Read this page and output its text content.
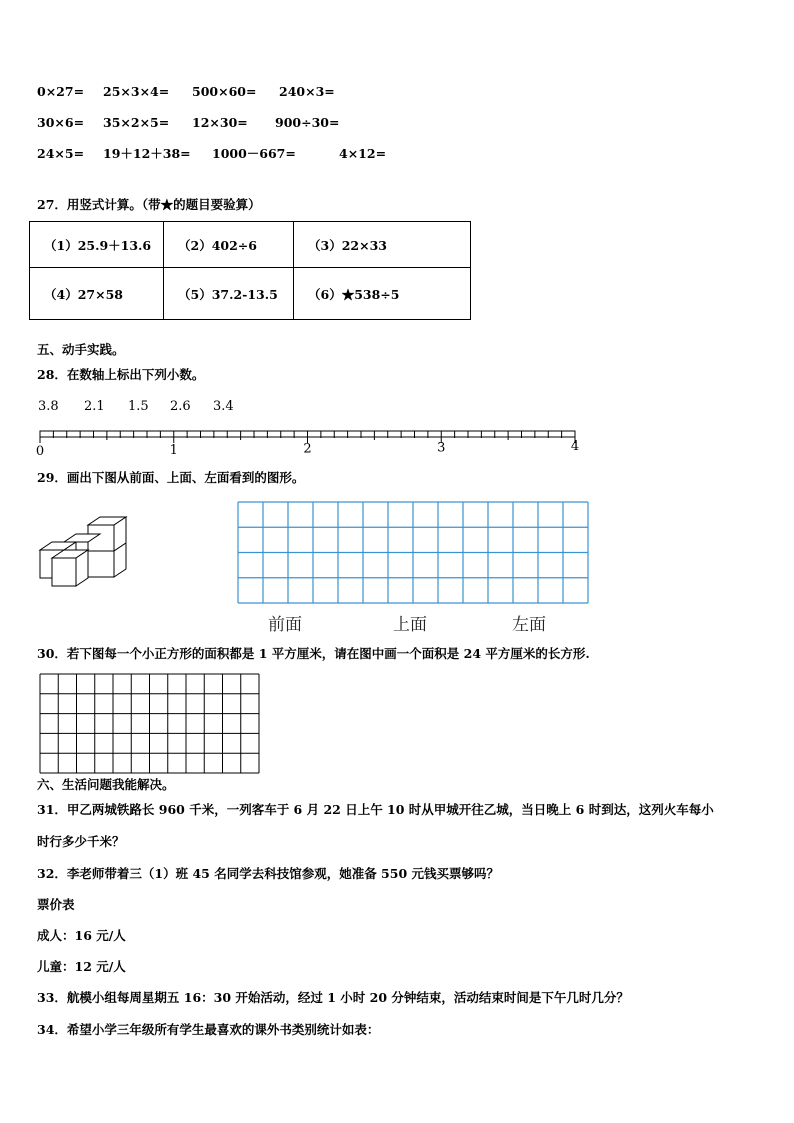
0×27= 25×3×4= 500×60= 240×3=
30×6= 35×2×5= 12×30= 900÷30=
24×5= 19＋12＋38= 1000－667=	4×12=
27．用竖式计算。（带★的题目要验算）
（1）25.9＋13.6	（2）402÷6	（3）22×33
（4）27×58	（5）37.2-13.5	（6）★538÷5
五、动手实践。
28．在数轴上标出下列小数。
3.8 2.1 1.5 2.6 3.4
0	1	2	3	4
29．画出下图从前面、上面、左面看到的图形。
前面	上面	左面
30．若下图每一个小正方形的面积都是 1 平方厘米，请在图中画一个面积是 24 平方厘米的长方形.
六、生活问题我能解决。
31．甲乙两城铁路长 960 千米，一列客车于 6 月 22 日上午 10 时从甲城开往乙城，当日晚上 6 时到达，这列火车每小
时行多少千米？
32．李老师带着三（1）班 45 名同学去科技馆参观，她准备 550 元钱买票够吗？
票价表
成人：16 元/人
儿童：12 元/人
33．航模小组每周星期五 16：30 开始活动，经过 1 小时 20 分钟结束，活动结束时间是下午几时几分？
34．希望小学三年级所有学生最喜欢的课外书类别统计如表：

****

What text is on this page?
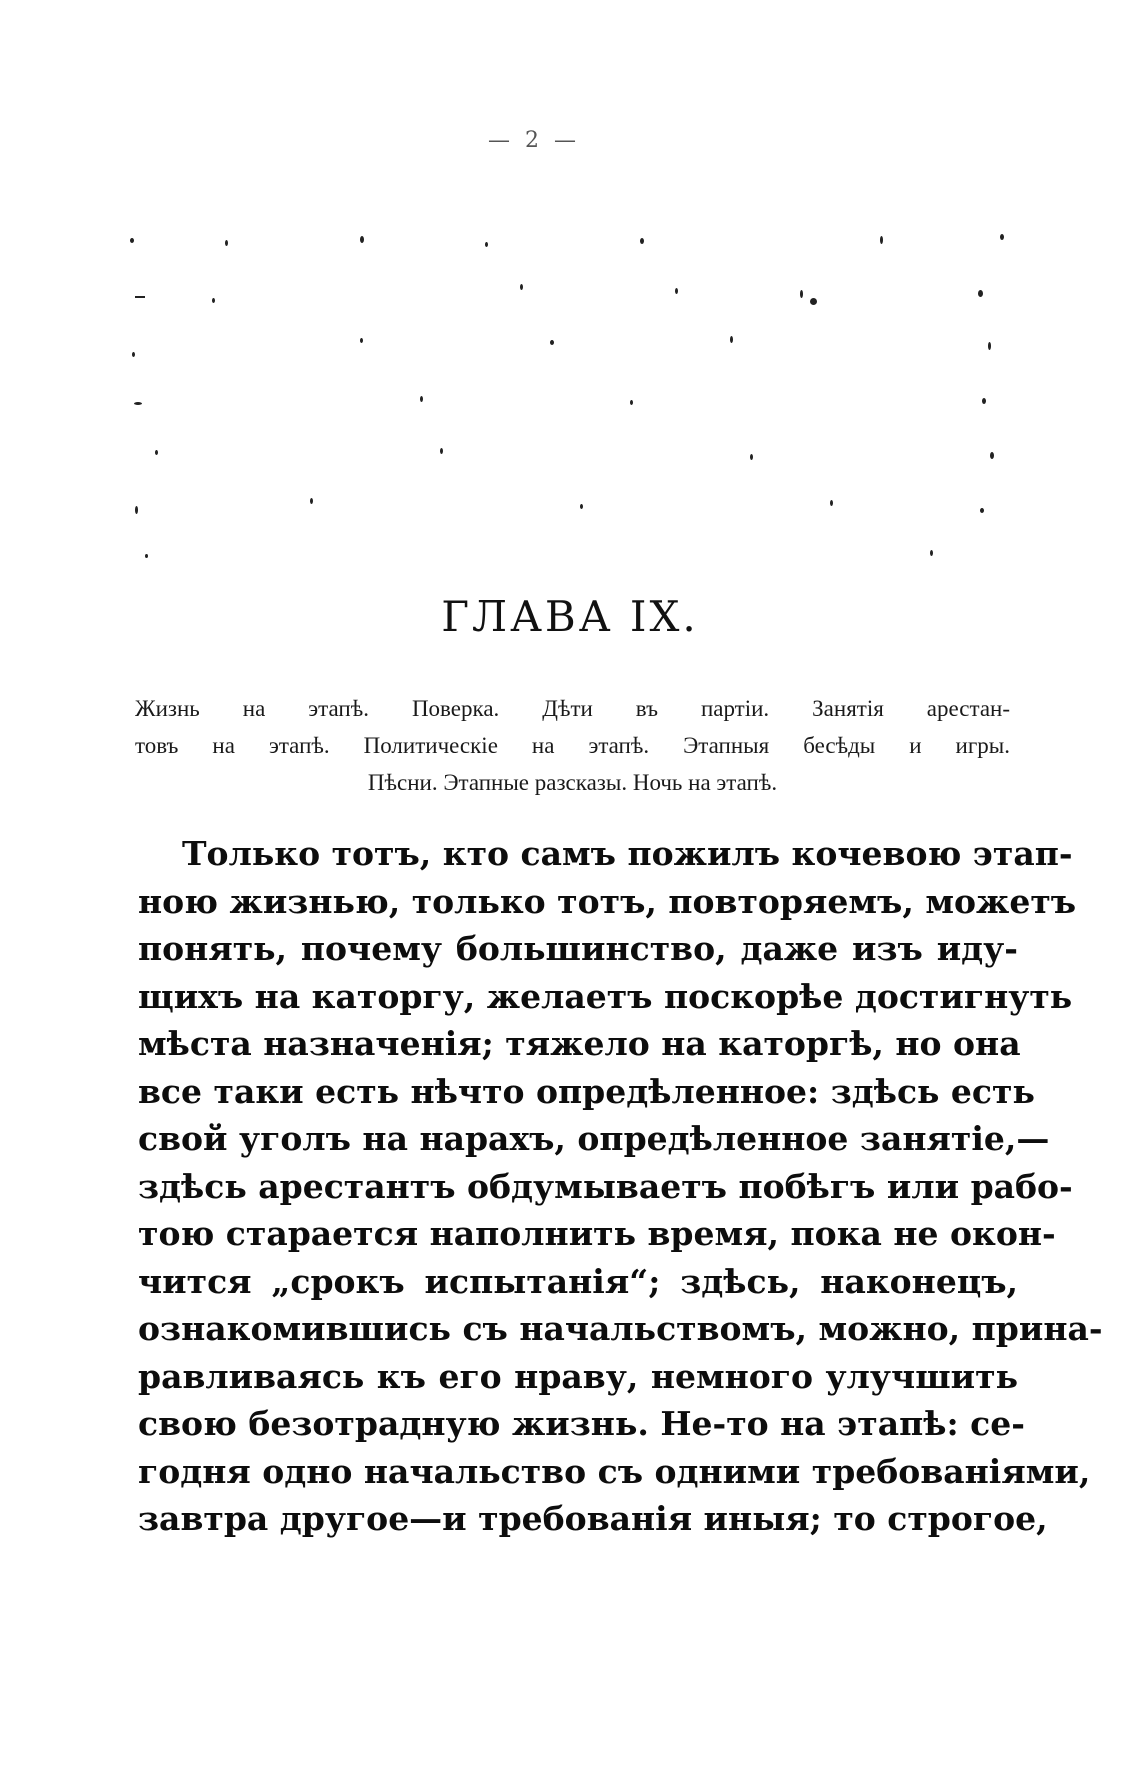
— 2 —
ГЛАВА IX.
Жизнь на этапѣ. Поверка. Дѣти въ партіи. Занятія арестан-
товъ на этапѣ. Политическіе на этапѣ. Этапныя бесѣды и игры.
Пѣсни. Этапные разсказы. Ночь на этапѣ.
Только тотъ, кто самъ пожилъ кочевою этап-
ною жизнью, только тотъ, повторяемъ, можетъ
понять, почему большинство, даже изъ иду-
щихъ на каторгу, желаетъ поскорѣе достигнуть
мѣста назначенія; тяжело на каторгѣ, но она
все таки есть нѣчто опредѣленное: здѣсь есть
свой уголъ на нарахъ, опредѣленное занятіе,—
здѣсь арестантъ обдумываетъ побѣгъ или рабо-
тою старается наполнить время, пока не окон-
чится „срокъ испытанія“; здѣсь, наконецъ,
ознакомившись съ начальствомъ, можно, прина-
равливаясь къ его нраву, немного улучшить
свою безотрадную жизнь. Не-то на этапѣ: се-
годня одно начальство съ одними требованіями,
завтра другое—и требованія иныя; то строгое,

****

WHAT YOU SHOULD DO —
Go through the records and gather the lines that hold "text".

EXERCISE OUTPUT —
Read this page and output its text content.
What text is on this page?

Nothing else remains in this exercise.